GOAL OF THE EXERCISE:
Every record below should be transcribed exactly. Omit the images.

DATA TO USE:
⁂
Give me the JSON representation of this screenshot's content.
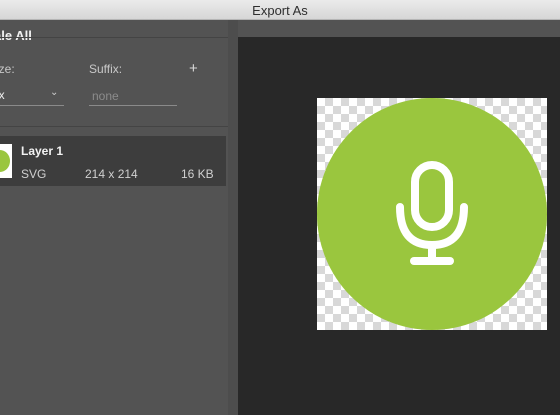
{
  "window": {
    "title": "Export As"
  },
  "left_panel": {
    "scale_all_label": "ale All",
    "size_label": "ize:",
    "suffix_label": "Suffix:",
    "add_button": "+",
    "size_value": "lx",
    "suffix_placeholder": "none"
  },
  "layer": {
    "name": "Layer 1",
    "format": "SVG",
    "dimensions": "214 x 214",
    "file_size": "16 KB"
  },
  "preview": {
    "icon": "microphone-icon",
    "accent_color": "#9ac63e"
  }
}
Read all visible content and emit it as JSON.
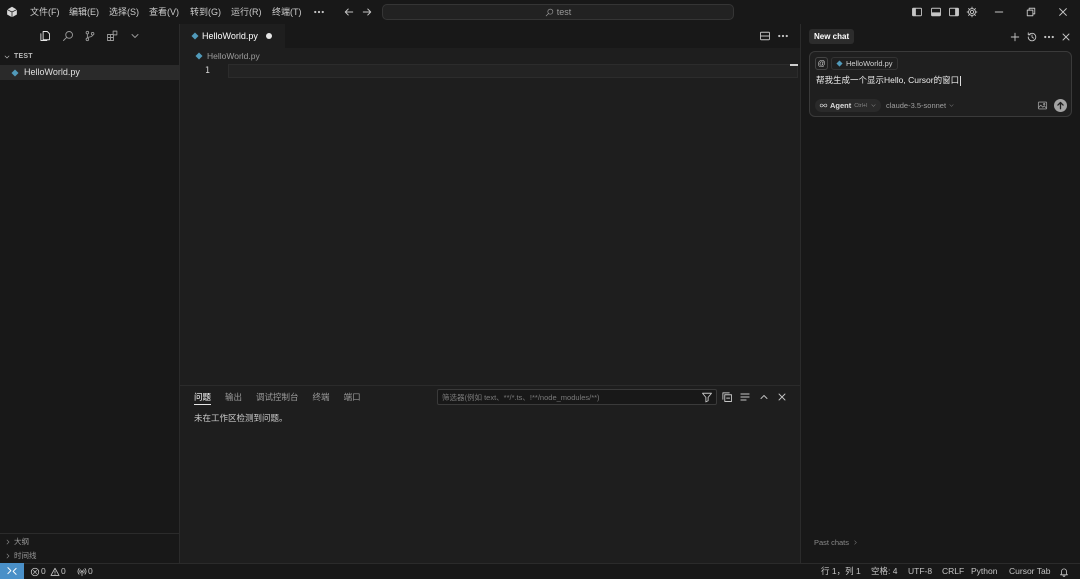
{
  "titlebar": {
    "menu": [
      "文件(F)",
      "编辑(E)",
      "选择(S)",
      "查看(V)",
      "转到(G)",
      "运行(R)",
      "终端(T)"
    ],
    "search_text": "test"
  },
  "sidebar": {
    "section_title": "TEST",
    "files": [
      {
        "name": "HelloWorld.py",
        "icon": "python-file-icon"
      }
    ],
    "bottom_sections": [
      "大纲",
      "时间线"
    ]
  },
  "editor": {
    "tab": {
      "label": "HelloWorld.py",
      "modified": true
    },
    "breadcrumb": "HelloWorld.py",
    "lines": [
      {
        "number": "1"
      }
    ]
  },
  "panel": {
    "tabs": [
      "问题",
      "输出",
      "调试控制台",
      "终端",
      "端口"
    ],
    "active_tab": "问题",
    "filter_placeholder": "筛选器(例如 text、**/*.ts、!**/node_modules/**)",
    "message": "未在工作区检测到问题。"
  },
  "chat": {
    "title": "New chat",
    "mention_symbol": "@",
    "context_file": "HelloWorld.py",
    "input_text": "帮我生成一个显示Hello, Cursor的窗口",
    "mode_label": "Agent",
    "mode_shortcut": "Ctrl+I",
    "model": "claude-3.5-sonnet",
    "past_chats": "Past chats"
  },
  "statusbar": {
    "errors": "0",
    "warnings": "0",
    "ports": "0",
    "position": "行 1，列 1",
    "indent": "空格: 4",
    "encoding": "UTF-8",
    "eol": "CRLF",
    "language": "Python",
    "cursor_tab": "Cursor Tab"
  },
  "theme": {
    "accent": "#4a90c8",
    "python_icon": "#519aba"
  }
}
⁂
REPLY:
Give me the JSON representation of this screenshot's content.
{
  "window": {
    "title": "Export As"
  },
  "left_panel": {
    "scale_all_label": "ale All",
    "size_label": "ize:",
    "suffix_label": "Suffix:",
    "add_button": "+",
    "size_value": "lx",
    "suffix_placeholder": "none"
  },
  "layer": {
    "name": "Layer 1",
    "format": "SVG",
    "dimensions": "214 x 214",
    "file_size": "16 KB"
  },
  "preview": {
    "icon": "microphone-icon",
    "accent_color": "#9ac63e"
  }
}
Read all visible content and emit it as JSON.
{
  "titlebar": {
    "menu": [
      "文件(F)",
      "编辑(E)",
      "选择(S)",
      "查看(V)",
      "转到(G)",
      "运行(R)",
      "终端(T)"
    ],
    "search_text": "test"
  },
  "sidebar": {
    "section_title": "TEST",
    "files": [
      {
        "name": "HelloWorld.py",
        "icon": "python-file-icon"
      }
    ],
    "bottom_sections": [
      "大纲",
      "时间线"
    ]
  },
  "editor": {
    "tab": {
      "label": "HelloWorld.py",
      "modified": true
    },
    "breadcrumb": "HelloWorld.py",
    "lines": [
      {
        "number": "1"
      }
    ]
  },
  "panel": {
    "tabs": [
      "问题",
      "输出",
      "调试控制台",
      "终端",
      "端口"
    ],
    "active_tab": "问题",
    "filter_placeholder": "筛选器(例如 text、**/*.ts、!**/node_modules/**)",
    "message": "未在工作区检测到问题。"
  },
  "chat": {
    "title": "New chat",
    "mention_symbol": "@",
    "context_file": "HelloWorld.py",
    "input_text": "帮我生成一个显示Hello, Cursor的窗口",
    "mode_label": "Agent",
    "mode_shortcut": "Ctrl+I",
    "model": "claude-3.5-sonnet",
    "past_chats": "Past chats"
  },
  "statusbar": {
    "errors": "0",
    "warnings": "0",
    "ports": "0",
    "position": "行 1，列 1",
    "indent": "空格: 4",
    "encoding": "UTF-8",
    "eol": "CRLF",
    "language": "Python",
    "cursor_tab": "Cursor Tab"
  },
  "theme": {
    "accent": "#4a90c8",
    "python_icon": "#519aba"
  }
}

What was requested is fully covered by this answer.